WRITTEN INSTRUCTION -> Repeat the lines that follow, leaving nothing out.

INFORMATION GIVEN ->
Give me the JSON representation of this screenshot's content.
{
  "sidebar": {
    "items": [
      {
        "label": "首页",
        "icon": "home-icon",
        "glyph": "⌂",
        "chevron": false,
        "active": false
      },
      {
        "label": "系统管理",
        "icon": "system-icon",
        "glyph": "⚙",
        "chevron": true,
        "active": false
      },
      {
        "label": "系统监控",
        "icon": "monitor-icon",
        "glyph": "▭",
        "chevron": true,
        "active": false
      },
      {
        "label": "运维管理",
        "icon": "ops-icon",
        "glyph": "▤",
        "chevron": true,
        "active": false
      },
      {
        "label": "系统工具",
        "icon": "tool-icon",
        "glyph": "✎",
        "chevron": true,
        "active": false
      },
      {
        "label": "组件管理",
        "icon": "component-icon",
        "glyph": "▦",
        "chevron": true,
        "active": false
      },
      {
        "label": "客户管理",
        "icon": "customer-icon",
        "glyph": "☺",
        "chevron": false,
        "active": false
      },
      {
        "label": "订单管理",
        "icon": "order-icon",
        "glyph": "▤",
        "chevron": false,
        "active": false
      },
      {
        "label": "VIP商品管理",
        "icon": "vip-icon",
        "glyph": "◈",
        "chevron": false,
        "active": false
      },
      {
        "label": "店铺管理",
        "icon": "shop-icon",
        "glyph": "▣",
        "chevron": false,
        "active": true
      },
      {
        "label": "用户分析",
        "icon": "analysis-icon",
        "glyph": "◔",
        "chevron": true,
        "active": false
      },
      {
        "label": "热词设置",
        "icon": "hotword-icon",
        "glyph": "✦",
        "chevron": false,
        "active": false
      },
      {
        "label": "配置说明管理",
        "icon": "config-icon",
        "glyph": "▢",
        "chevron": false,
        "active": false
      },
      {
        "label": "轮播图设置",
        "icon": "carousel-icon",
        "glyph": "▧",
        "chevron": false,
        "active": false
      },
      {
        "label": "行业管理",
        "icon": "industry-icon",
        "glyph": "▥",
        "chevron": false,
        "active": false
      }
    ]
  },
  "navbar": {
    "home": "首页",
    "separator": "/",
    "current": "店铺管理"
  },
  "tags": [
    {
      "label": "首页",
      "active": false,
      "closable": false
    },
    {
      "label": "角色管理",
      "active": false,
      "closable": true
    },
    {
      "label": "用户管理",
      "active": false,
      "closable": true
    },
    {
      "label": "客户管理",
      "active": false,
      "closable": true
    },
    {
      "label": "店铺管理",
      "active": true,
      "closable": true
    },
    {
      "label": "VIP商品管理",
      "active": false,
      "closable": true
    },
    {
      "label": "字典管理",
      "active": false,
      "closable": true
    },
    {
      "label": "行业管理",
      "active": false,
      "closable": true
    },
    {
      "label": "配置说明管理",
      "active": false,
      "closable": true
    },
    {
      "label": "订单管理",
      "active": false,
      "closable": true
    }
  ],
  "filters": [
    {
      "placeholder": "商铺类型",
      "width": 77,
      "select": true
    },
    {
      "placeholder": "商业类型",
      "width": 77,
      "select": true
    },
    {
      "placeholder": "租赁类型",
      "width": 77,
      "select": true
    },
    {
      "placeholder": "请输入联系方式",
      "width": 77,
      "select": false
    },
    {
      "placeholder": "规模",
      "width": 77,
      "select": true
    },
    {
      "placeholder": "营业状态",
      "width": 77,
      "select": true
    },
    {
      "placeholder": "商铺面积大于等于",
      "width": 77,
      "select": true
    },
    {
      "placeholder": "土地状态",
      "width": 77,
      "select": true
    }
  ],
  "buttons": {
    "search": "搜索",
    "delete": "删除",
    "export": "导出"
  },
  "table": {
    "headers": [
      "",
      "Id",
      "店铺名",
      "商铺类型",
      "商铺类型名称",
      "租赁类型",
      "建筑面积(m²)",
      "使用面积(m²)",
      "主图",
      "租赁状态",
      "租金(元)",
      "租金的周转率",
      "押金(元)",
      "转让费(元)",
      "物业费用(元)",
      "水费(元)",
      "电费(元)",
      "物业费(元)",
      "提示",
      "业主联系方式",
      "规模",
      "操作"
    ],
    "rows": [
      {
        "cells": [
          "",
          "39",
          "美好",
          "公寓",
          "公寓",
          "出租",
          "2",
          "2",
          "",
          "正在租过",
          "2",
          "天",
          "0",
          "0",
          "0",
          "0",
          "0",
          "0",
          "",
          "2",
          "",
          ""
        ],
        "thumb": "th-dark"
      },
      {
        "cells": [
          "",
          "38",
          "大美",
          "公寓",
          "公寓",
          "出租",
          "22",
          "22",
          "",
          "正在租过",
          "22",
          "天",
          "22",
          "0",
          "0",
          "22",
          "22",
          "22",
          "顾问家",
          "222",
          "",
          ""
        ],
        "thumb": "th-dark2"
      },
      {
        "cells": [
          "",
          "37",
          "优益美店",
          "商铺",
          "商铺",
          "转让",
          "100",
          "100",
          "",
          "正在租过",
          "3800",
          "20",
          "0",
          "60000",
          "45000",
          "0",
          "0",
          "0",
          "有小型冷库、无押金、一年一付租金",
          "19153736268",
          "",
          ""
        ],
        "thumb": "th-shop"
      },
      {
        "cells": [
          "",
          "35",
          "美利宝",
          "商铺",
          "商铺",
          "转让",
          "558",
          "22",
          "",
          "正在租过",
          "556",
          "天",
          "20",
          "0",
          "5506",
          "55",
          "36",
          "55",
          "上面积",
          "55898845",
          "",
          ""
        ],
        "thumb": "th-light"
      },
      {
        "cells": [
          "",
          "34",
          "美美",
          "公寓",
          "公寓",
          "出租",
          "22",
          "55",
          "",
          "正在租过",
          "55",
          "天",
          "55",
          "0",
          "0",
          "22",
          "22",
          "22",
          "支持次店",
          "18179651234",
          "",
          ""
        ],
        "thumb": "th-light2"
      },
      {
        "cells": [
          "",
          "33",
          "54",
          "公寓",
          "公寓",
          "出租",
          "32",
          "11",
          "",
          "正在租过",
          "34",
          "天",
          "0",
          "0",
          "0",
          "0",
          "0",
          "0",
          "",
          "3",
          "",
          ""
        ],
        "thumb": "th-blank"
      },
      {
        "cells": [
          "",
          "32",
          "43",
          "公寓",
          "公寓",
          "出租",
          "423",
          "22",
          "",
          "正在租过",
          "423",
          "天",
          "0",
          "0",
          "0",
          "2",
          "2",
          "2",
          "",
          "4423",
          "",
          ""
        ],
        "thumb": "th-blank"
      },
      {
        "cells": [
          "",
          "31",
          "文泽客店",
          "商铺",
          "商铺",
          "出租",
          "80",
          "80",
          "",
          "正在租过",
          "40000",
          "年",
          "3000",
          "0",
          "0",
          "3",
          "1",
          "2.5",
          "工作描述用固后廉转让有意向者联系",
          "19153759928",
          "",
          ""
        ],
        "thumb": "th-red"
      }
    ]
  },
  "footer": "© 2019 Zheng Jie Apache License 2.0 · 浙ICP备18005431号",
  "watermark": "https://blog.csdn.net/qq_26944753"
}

CORRECT RESPONSE ->
Give me the JSON representation of this screenshot's content.
{
  "sidebar": {
    "items": [
      {
        "label": "首页",
        "icon": "home-icon",
        "glyph": "⌂",
        "chevron": false,
        "active": false
      },
      {
        "label": "系统管理",
        "icon": "system-icon",
        "glyph": "⚙",
        "chevron": true,
        "active": false
      },
      {
        "label": "系统监控",
        "icon": "monitor-icon",
        "glyph": "▭",
        "chevron": true,
        "active": false
      },
      {
        "label": "运维管理",
        "icon": "ops-icon",
        "glyph": "▤",
        "chevron": true,
        "active": false
      },
      {
        "label": "系统工具",
        "icon": "tool-icon",
        "glyph": "✎",
        "chevron": true,
        "active": false
      },
      {
        "label": "组件管理",
        "icon": "component-icon",
        "glyph": "▦",
        "chevron": true,
        "active": false
      },
      {
        "label": "客户管理",
        "icon": "customer-icon",
        "glyph": "☺",
        "chevron": false,
        "active": false
      },
      {
        "label": "订单管理",
        "icon": "order-icon",
        "glyph": "▤",
        "chevron": false,
        "active": false
      },
      {
        "label": "VIP商品管理",
        "icon": "vip-icon",
        "glyph": "◈",
        "chevron": false,
        "active": false
      },
      {
        "label": "店铺管理",
        "icon": "shop-icon",
        "glyph": "▣",
        "chevron": false,
        "active": true
      },
      {
        "label": "用户分析",
        "icon": "analysis-icon",
        "glyph": "◔",
        "chevron": true,
        "active": false
      },
      {
        "label": "热词设置",
        "icon": "hotword-icon",
        "glyph": "✦",
        "chevron": false,
        "active": false
      },
      {
        "label": "配置说明管理",
        "icon": "config-icon",
        "glyph": "▢",
        "chevron": false,
        "active": false
      },
      {
        "label": "轮播图设置",
        "icon": "carousel-icon",
        "glyph": "▧",
        "chevron": false,
        "active": false
      },
      {
        "label": "行业管理",
        "icon": "industry-icon",
        "glyph": "▥",
        "chevron": false,
        "active": false
      }
    ]
  },
  "navbar": {
    "home": "首页",
    "separator": "/",
    "current": "店铺管理"
  },
  "tags": [
    {
      "label": "首页",
      "active": false,
      "closable": false
    },
    {
      "label": "角色管理",
      "active": false,
      "closable": true
    },
    {
      "label": "用户管理",
      "active": false,
      "closable": true
    },
    {
      "label": "客户管理",
      "active": false,
      "closable": true
    },
    {
      "label": "店铺管理",
      "active": true,
      "closable": true
    },
    {
      "label": "VIP商品管理",
      "active": false,
      "closable": true
    },
    {
      "label": "字典管理",
      "active": false,
      "closable": true
    },
    {
      "label": "行业管理",
      "active": false,
      "closable": true
    },
    {
      "label": "配置说明管理",
      "active": false,
      "closable": true
    },
    {
      "label": "订单管理",
      "active": false,
      "closable": true
    }
  ],
  "filters": [
    {
      "placeholder": "商铺类型",
      "width": 77,
      "select": true
    },
    {
      "placeholder": "商业类型",
      "width": 77,
      "select": true
    },
    {
      "placeholder": "租赁类型",
      "width": 77,
      "select": true
    },
    {
      "placeholder": "请输入联系方式",
      "width": 77,
      "select": false
    },
    {
      "placeholder": "规模",
      "width": 77,
      "select": true
    },
    {
      "placeholder": "营业状态",
      "width": 77,
      "select": true
    },
    {
      "placeholder": "商铺面积大于等于",
      "width": 77,
      "select": true
    },
    {
      "placeholder": "土地状态",
      "width": 77,
      "select": true
    }
  ],
  "buttons": {
    "search": "搜索",
    "delete": "删除",
    "export": "导出"
  },
  "table": {
    "headers": [
      "",
      "Id",
      "店铺名",
      "商铺类型",
      "商铺类型名称",
      "租赁类型",
      "建筑面积(m²)",
      "使用面积(m²)",
      "主图",
      "租赁状态",
      "租金(元)",
      "租金的周转率",
      "押金(元)",
      "转让费(元)",
      "物业费用(元)",
      "水费(元)",
      "电费(元)",
      "物业费(元)",
      "提示",
      "业主联系方式",
      "规模",
      "操作"
    ],
    "rows": [
      {
        "cells": [
          "",
          "39",
          "美好",
          "公寓",
          "公寓",
          "出租",
          "2",
          "2",
          "",
          "正在租过",
          "2",
          "天",
          "0",
          "0",
          "0",
          "0",
          "0",
          "0",
          "",
          "2",
          "",
          ""
        ],
        "thumb": "th-dark"
      },
      {
        "cells": [
          "",
          "38",
          "大美",
          "公寓",
          "公寓",
          "出租",
          "22",
          "22",
          "",
          "正在租过",
          "22",
          "天",
          "22",
          "0",
          "0",
          "22",
          "22",
          "22",
          "顾问家",
          "222",
          "",
          ""
        ],
        "thumb": "th-dark2"
      },
      {
        "cells": [
          "",
          "37",
          "优益美店",
          "商铺",
          "商铺",
          "转让",
          "100",
          "100",
          "",
          "正在租过",
          "3800",
          "20",
          "0",
          "60000",
          "45000",
          "0",
          "0",
          "0",
          "有小型冷库、无押金、一年一付租金",
          "19153736268",
          "",
          ""
        ],
        "thumb": "th-shop"
      },
      {
        "cells": [
          "",
          "35",
          "美利宝",
          "商铺",
          "商铺",
          "转让",
          "558",
          "22",
          "",
          "正在租过",
          "556",
          "天",
          "20",
          "0",
          "5506",
          "55",
          "36",
          "55",
          "上面积",
          "55898845",
          "",
          ""
        ],
        "thumb": "th-light"
      },
      {
        "cells": [
          "",
          "34",
          "美美",
          "公寓",
          "公寓",
          "出租",
          "22",
          "55",
          "",
          "正在租过",
          "55",
          "天",
          "55",
          "0",
          "0",
          "22",
          "22",
          "22",
          "支持次店",
          "18179651234",
          "",
          ""
        ],
        "thumb": "th-light2"
      },
      {
        "cells": [
          "",
          "33",
          "54",
          "公寓",
          "公寓",
          "出租",
          "32",
          "11",
          "",
          "正在租过",
          "34",
          "天",
          "0",
          "0",
          "0",
          "0",
          "0",
          "0",
          "",
          "3",
          "",
          ""
        ],
        "thumb": "th-blank"
      },
      {
        "cells": [
          "",
          "32",
          "43",
          "公寓",
          "公寓",
          "出租",
          "423",
          "22",
          "",
          "正在租过",
          "423",
          "天",
          "0",
          "0",
          "0",
          "2",
          "2",
          "2",
          "",
          "4423",
          "",
          ""
        ],
        "thumb": "th-blank"
      },
      {
        "cells": [
          "",
          "31",
          "文泽客店",
          "商铺",
          "商铺",
          "出租",
          "80",
          "80",
          "",
          "正在租过",
          "40000",
          "年",
          "3000",
          "0",
          "0",
          "3",
          "1",
          "2.5",
          "工作描述用固后廉转让有意向者联系",
          "19153759928",
          "",
          ""
        ],
        "thumb": "th-red"
      }
    ]
  },
  "footer": "© 2019 Zheng Jie Apache License 2.0 · 浙ICP备18005431号",
  "watermark": "https://blog.csdn.net/qq_26944753"
}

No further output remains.